--- begin ---
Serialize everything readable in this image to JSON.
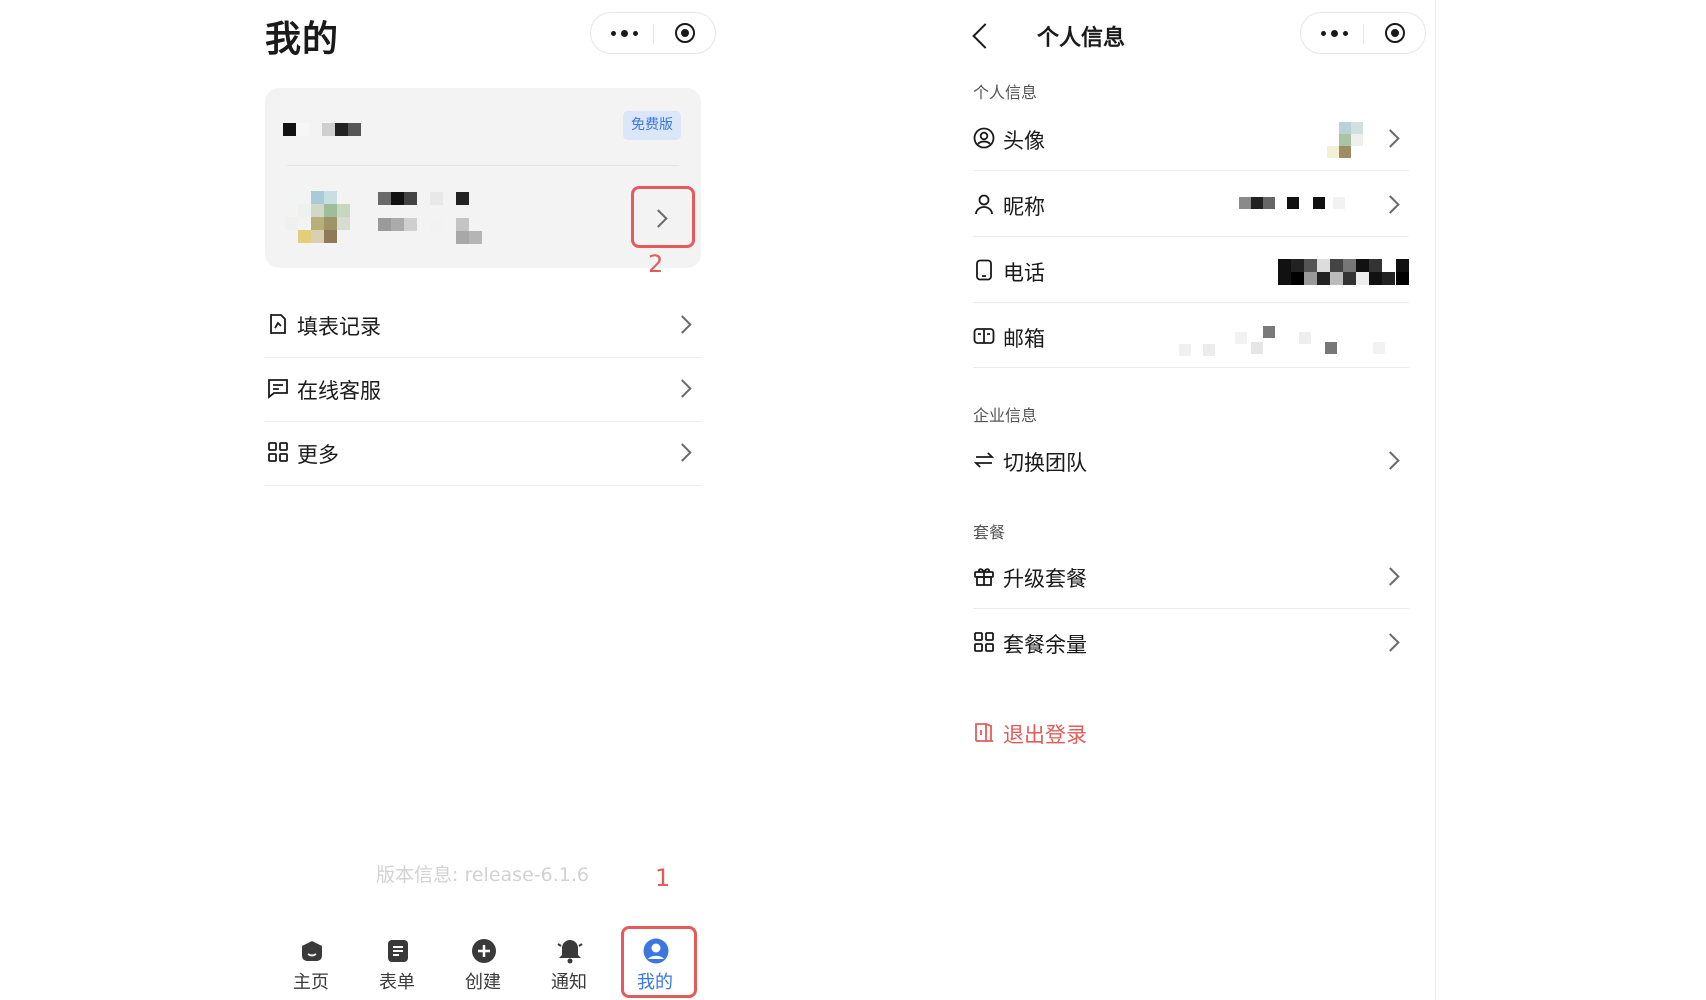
{
  "left": {
    "title": "我的",
    "card": {
      "plan_badge": "免费版"
    },
    "menu": [
      {
        "label": "填表记录",
        "icon": "form-record-icon"
      },
      {
        "label": "在线客服",
        "icon": "chat-icon"
      },
      {
        "label": "更多",
        "icon": "grid-icon"
      }
    ],
    "version": "版本信息: release-6.1.6",
    "annotations": {
      "step1": "1",
      "step2": "2"
    },
    "tabbar": [
      {
        "label": "主页",
        "icon": "home-icon"
      },
      {
        "label": "表单",
        "icon": "form-icon"
      },
      {
        "label": "创建",
        "icon": "plus-circle-icon"
      },
      {
        "label": "通知",
        "icon": "bell-icon"
      },
      {
        "label": "我的",
        "icon": "user-icon",
        "active": true
      }
    ]
  },
  "right": {
    "title": "个人信息",
    "sections": {
      "personal": "个人信息",
      "enterprise": "企业信息",
      "plan": "套餐"
    },
    "personal_rows": [
      {
        "label": "头像",
        "icon": "avatar-circle-icon"
      },
      {
        "label": "昵称",
        "icon": "person-icon"
      },
      {
        "label": "电话",
        "icon": "phone-icon"
      },
      {
        "label": "邮箱",
        "icon": "mail-icon"
      }
    ],
    "enterprise_rows": [
      {
        "label": "切换团队",
        "icon": "swap-icon"
      }
    ],
    "plan_rows": [
      {
        "label": "升级套餐",
        "icon": "gift-icon"
      },
      {
        "label": "套餐余量",
        "icon": "grid-icon"
      }
    ],
    "logout": {
      "label": "退出登录",
      "icon": "door-exit-icon"
    }
  },
  "colors": {
    "accent": "#3a78e0",
    "annotation": "#e45b5b",
    "logout": "#e45b5b"
  }
}
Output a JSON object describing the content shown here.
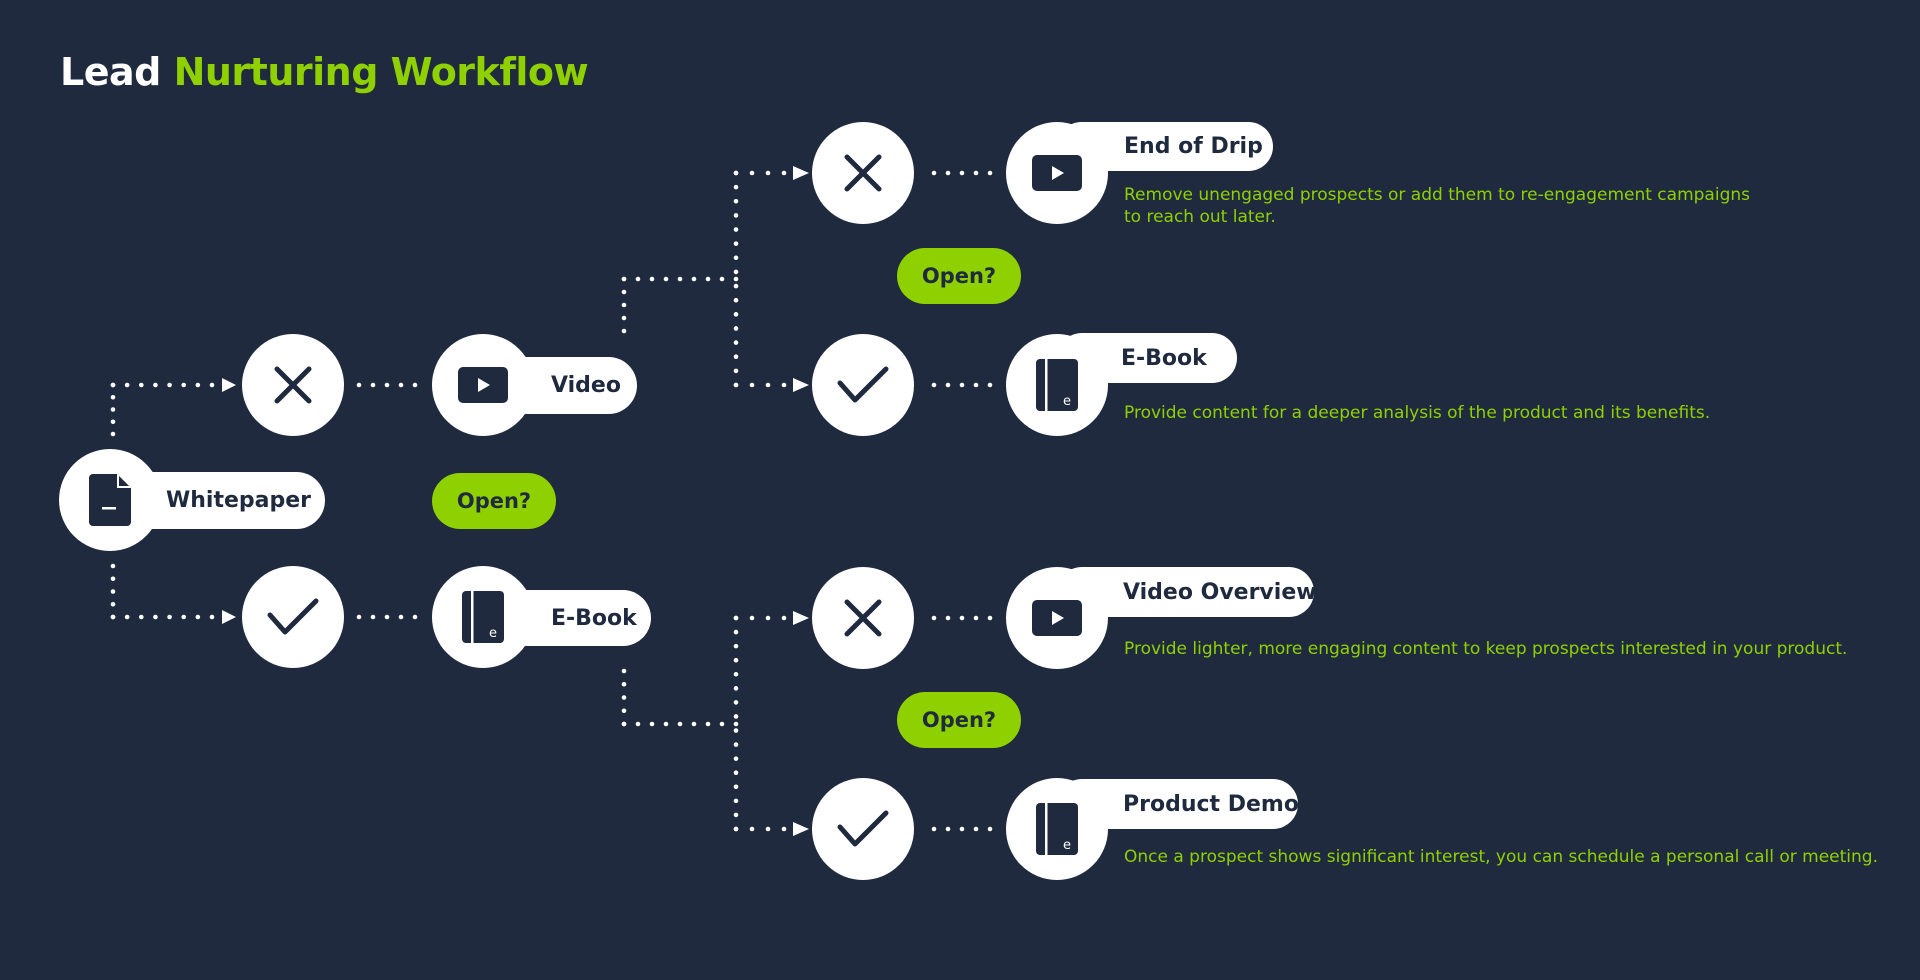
{
  "title": {
    "part1": "Lead",
    "part2": "Nurturing Workflow"
  },
  "colors": {
    "background": "#1f2a3f",
    "accent": "#8fd100",
    "node": "#ffffff",
    "icon": "#1f2a3f"
  },
  "start_node": {
    "label": "Whitepaper",
    "icon": "document-icon"
  },
  "decisions": {
    "first": "Open?",
    "video_branch": "Open?",
    "ebook_branch": "Open?"
  },
  "level1": {
    "no": {
      "icon": "x-icon",
      "next": {
        "label": "Video",
        "icon": "play-icon"
      }
    },
    "yes": {
      "icon": "check-icon",
      "next": {
        "label": "E-Book",
        "icon": "ebook-icon"
      }
    }
  },
  "level2": [
    {
      "outcome_icon": "x-icon",
      "label": "End of Drip",
      "icon": "play-icon",
      "description_lines": [
        "Remove unengaged prospects or add them to re-engagement campaigns",
        "to reach out later."
      ]
    },
    {
      "outcome_icon": "check-icon",
      "label": "E-Book",
      "icon": "ebook-icon",
      "description_lines": [
        "Provide content for a deeper analysis of the product and its benefits."
      ]
    },
    {
      "outcome_icon": "x-icon",
      "label": "Video Overview",
      "icon": "play-icon",
      "description_lines": [
        "Provide lighter, more engaging content to keep prospects interested in your product."
      ]
    },
    {
      "outcome_icon": "check-icon",
      "label": "Product Demo",
      "icon": "ebook-icon",
      "description_lines": [
        "Once a prospect shows significant interest, you can schedule a personal call or meeting."
      ]
    }
  ]
}
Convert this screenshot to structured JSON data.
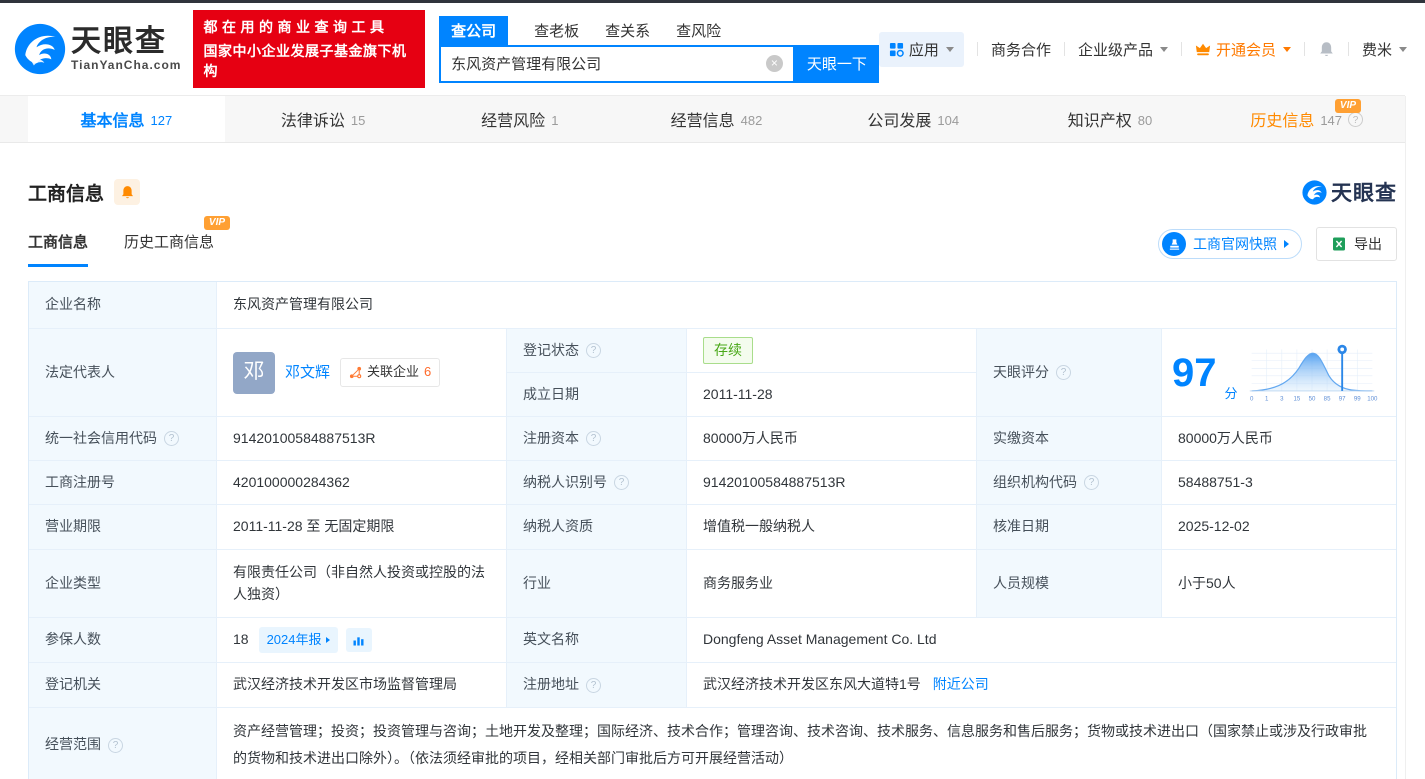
{
  "header": {
    "logo": {
      "name": "天眼查",
      "domain": "TianYanCha.com"
    },
    "slogan_line1": "都在用的商业查询工具",
    "slogan_line2": "国家中小企业发展子基金旗下机构",
    "search": {
      "tabs": [
        {
          "label": "查公司"
        },
        {
          "label": "查老板"
        },
        {
          "label": "查关系"
        },
        {
          "label": "查风险"
        }
      ],
      "value": "东风资产管理有限公司",
      "button": "天眼一下"
    },
    "nav": {
      "apps": "应用",
      "cooperation": "商务合作",
      "enterprise": "企业级产品",
      "vip": "开通会员",
      "username": "费米"
    }
  },
  "tabs": [
    {
      "label": "基本信息",
      "count": "127"
    },
    {
      "label": "法律诉讼",
      "count": "15"
    },
    {
      "label": "经营风险",
      "count": "1"
    },
    {
      "label": "经营信息",
      "count": "482"
    },
    {
      "label": "公司发展",
      "count": "104"
    },
    {
      "label": "知识产权",
      "count": "80"
    },
    {
      "label": "历史信息",
      "count": "147",
      "vip": "VIP"
    }
  ],
  "section": {
    "title": "工商信息",
    "watermark": "天眼查",
    "subtab_current": "工商信息",
    "subtab_history": "历史工商信息",
    "vip_badge": "VIP",
    "snapshot_button": "工商官网快照",
    "export_button": "导出"
  },
  "table": {
    "company_name_label": "企业名称",
    "company_name": "东风资产管理有限公司",
    "legal_rep_label": "法定代表人",
    "legal_rep_avatar": "邓",
    "legal_rep_name": "邓文辉",
    "related_label": "关联企业",
    "related_count": "6",
    "reg_status_label": "登记状态",
    "reg_status": "存续",
    "establish_label": "成立日期",
    "establish_date": "2011-11-28",
    "score_label": "天眼评分",
    "score_value": "97",
    "score_unit": "分",
    "credit_code_label": "统一社会信用代码",
    "credit_code": "91420100584887513R",
    "reg_capital_label": "注册资本",
    "reg_capital": "80000万人民币",
    "paid_capital_label": "实缴资本",
    "paid_capital": "80000万人民币",
    "reg_number_label": "工商注册号",
    "reg_number": "420100000284362",
    "taxpayer_id_label": "纳税人识别号",
    "taxpayer_id": "91420100584887513R",
    "org_code_label": "组织机构代码",
    "org_code": "58488751-3",
    "term_label": "营业期限",
    "term": "2011-11-28 至 无固定期限",
    "taxpayer_quality_label": "纳税人资质",
    "taxpayer_quality": "增值税一般纳税人",
    "approval_label": "核准日期",
    "approval_date": "2025-12-02",
    "type_label": "企业类型",
    "company_type": "有限责任公司（非自然人投资或控股的法人独资）",
    "industry_label": "行业",
    "industry": "商务服务业",
    "staff_label": "人员规模",
    "staff_size": "小于50人",
    "insured_label": "参保人数",
    "insured_count": "18",
    "insured_report": "2024年报",
    "english_label": "英文名称",
    "english_name": "Dongfeng Asset Management Co. Ltd",
    "authority_label": "登记机关",
    "authority": "武汉经济技术开发区市场监督管理局",
    "address_label": "注册地址",
    "address": "武汉经济技术开发区东风大道特1号",
    "nearby_link": "附近公司",
    "scope_label": "经营范围",
    "scope": "资产经营管理；投资；投资管理与咨询；土地开发及整理；国际经济、技术合作；管理咨询、技术咨询、技术服务、信息服务和售后服务；货物或技术进出口（国家禁止或涉及行政审批的货物和技术进出口除外）。（依法须经审批的项目，经相关部门审批后方可开展经营活动）"
  },
  "score_chart": {
    "type": "area",
    "value": 97,
    "ticks": [
      "0",
      "1",
      "3",
      "15",
      "50",
      "85",
      "97",
      "99",
      "100"
    ],
    "marker_at": "97"
  }
}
--- end ---
## WHAT YOU SHOULD DO
Transcribe every entry above exactly. Omit all pictures.

## OUTPUT BELOW
Serialize everything readable in this image to JSON.
{
  "left": {
    "title": "我的",
    "card": {
      "plan_badge": "免费版"
    },
    "menu": [
      {
        "label": "填表记录",
        "icon": "form-record-icon"
      },
      {
        "label": "在线客服",
        "icon": "chat-icon"
      },
      {
        "label": "更多",
        "icon": "grid-icon"
      }
    ],
    "version": "版本信息: release-6.1.6",
    "annotations": {
      "step1": "1",
      "step2": "2"
    },
    "tabbar": [
      {
        "label": "主页",
        "icon": "home-icon"
      },
      {
        "label": "表单",
        "icon": "form-icon"
      },
      {
        "label": "创建",
        "icon": "plus-circle-icon"
      },
      {
        "label": "通知",
        "icon": "bell-icon"
      },
      {
        "label": "我的",
        "icon": "user-icon",
        "active": true
      }
    ]
  },
  "right": {
    "title": "个人信息",
    "sections": {
      "personal": "个人信息",
      "enterprise": "企业信息",
      "plan": "套餐"
    },
    "personal_rows": [
      {
        "label": "头像",
        "icon": "avatar-circle-icon"
      },
      {
        "label": "昵称",
        "icon": "person-icon"
      },
      {
        "label": "电话",
        "icon": "phone-icon"
      },
      {
        "label": "邮箱",
        "icon": "mail-icon"
      }
    ],
    "enterprise_rows": [
      {
        "label": "切换团队",
        "icon": "swap-icon"
      }
    ],
    "plan_rows": [
      {
        "label": "升级套餐",
        "icon": "gift-icon"
      },
      {
        "label": "套餐余量",
        "icon": "grid-icon"
      }
    ],
    "logout": {
      "label": "退出登录",
      "icon": "door-exit-icon"
    }
  },
  "colors": {
    "accent": "#3a78e0",
    "annotation": "#e45b5b",
    "logout": "#e45b5b"
  }
}
Output a JSON object describing the content shown here.
{
  "title": {
    "part1": "Lead",
    "part2": "Nurturing Workflow"
  },
  "colors": {
    "background": "#1f2a3f",
    "accent": "#8fd100",
    "node": "#ffffff",
    "icon": "#1f2a3f"
  },
  "start_node": {
    "label": "Whitepaper",
    "icon": "document-icon"
  },
  "decisions": {
    "first": "Open?",
    "video_branch": "Open?",
    "ebook_branch": "Open?"
  },
  "level1": {
    "no": {
      "icon": "x-icon",
      "next": {
        "label": "Video",
        "icon": "play-icon"
      }
    },
    "yes": {
      "icon": "check-icon",
      "next": {
        "label": "E-Book",
        "icon": "ebook-icon"
      }
    }
  },
  "level2": [
    {
      "outcome_icon": "x-icon",
      "label": "End of Drip",
      "icon": "play-icon",
      "description_lines": [
        "Remove unengaged prospects or add them to re-engagement campaigns",
        "to reach out later."
      ]
    },
    {
      "outcome_icon": "check-icon",
      "label": "E-Book",
      "icon": "ebook-icon",
      "description_lines": [
        "Provide content for a deeper analysis of the product and its benefits."
      ]
    },
    {
      "outcome_icon": "x-icon",
      "label": "Video Overview",
      "icon": "play-icon",
      "description_lines": [
        "Provide lighter, more engaging content to keep prospects interested in your product."
      ]
    },
    {
      "outcome_icon": "check-icon",
      "label": "Product Demo",
      "icon": "ebook-icon",
      "description_lines": [
        "Once a prospect shows significant interest, you can schedule a personal call or meeting."
      ]
    }
  ]
}
Convert this screenshot to structured JSON data.
{
  "header": {
    "logo": {
      "name": "天眼查",
      "domain": "TianYanCha.com"
    },
    "slogan_line1": "都在用的商业查询工具",
    "slogan_line2": "国家中小企业发展子基金旗下机构",
    "search": {
      "tabs": [
        {
          "label": "查公司"
        },
        {
          "label": "查老板"
        },
        {
          "label": "查关系"
        },
        {
          "label": "查风险"
        }
      ],
      "value": "东风资产管理有限公司",
      "button": "天眼一下"
    },
    "nav": {
      "apps": "应用",
      "cooperation": "商务合作",
      "enterprise": "企业级产品",
      "vip": "开通会员",
      "username": "费米"
    }
  },
  "tabs": [
    {
      "label": "基本信息",
      "count": "127"
    },
    {
      "label": "法律诉讼",
      "count": "15"
    },
    {
      "label": "经营风险",
      "count": "1"
    },
    {
      "label": "经营信息",
      "count": "482"
    },
    {
      "label": "公司发展",
      "count": "104"
    },
    {
      "label": "知识产权",
      "count": "80"
    },
    {
      "label": "历史信息",
      "count": "147",
      "vip": "VIP"
    }
  ],
  "section": {
    "title": "工商信息",
    "watermark": "天眼查",
    "subtab_current": "工商信息",
    "subtab_history": "历史工商信息",
    "vip_badge": "VIP",
    "snapshot_button": "工商官网快照",
    "export_button": "导出"
  },
  "table": {
    "company_name_label": "企业名称",
    "company_name": "东风资产管理有限公司",
    "legal_rep_label": "法定代表人",
    "legal_rep_avatar": "邓",
    "legal_rep_name": "邓文辉",
    "related_label": "关联企业",
    "related_count": "6",
    "reg_status_label": "登记状态",
    "reg_status": "存续",
    "establish_label": "成立日期",
    "establish_date": "2011-11-28",
    "score_label": "天眼评分",
    "score_value": "97",
    "score_unit": "分",
    "credit_code_label": "统一社会信用代码",
    "credit_code": "91420100584887513R",
    "reg_capital_label": "注册资本",
    "reg_capital": "80000万人民币",
    "paid_capital_label": "实缴资本",
    "paid_capital": "80000万人民币",
    "reg_number_label": "工商注册号",
    "reg_number": "420100000284362",
    "taxpayer_id_label": "纳税人识别号",
    "taxpayer_id": "91420100584887513R",
    "org_code_label": "组织机构代码",
    "org_code": "58488751-3",
    "term_label": "营业期限",
    "term": "2011-11-28 至 无固定期限",
    "taxpayer_quality_label": "纳税人资质",
    "taxpayer_quality": "增值税一般纳税人",
    "approval_label": "核准日期",
    "approval_date": "2025-12-02",
    "type_label": "企业类型",
    "company_type": "有限责任公司（非自然人投资或控股的法人独资）",
    "industry_label": "行业",
    "industry": "商务服务业",
    "staff_label": "人员规模",
    "staff_size": "小于50人",
    "insured_label": "参保人数",
    "insured_count": "18",
    "insured_report": "2024年报",
    "english_label": "英文名称",
    "english_name": "Dongfeng Asset Management Co. Ltd",
    "authority_label": "登记机关",
    "authority": "武汉经济技术开发区市场监督管理局",
    "address_label": "注册地址",
    "address": "武汉经济技术开发区东风大道特1号",
    "nearby_link": "附近公司",
    "scope_label": "经营范围",
    "scope": "资产经营管理；投资；投资管理与咨询；土地开发及整理；国际经济、技术合作；管理咨询、技术咨询、技术服务、信息服务和售后服务；货物或技术进出口（国家禁止或涉及行政审批的货物和技术进出口除外）。（依法须经审批的项目，经相关部门审批后方可开展经营活动）"
  },
  "score_chart": {
    "type": "area",
    "value": 97,
    "ticks": [
      "0",
      "1",
      "3",
      "15",
      "50",
      "85",
      "97",
      "99",
      "100"
    ],
    "marker_at": "97"
  }
}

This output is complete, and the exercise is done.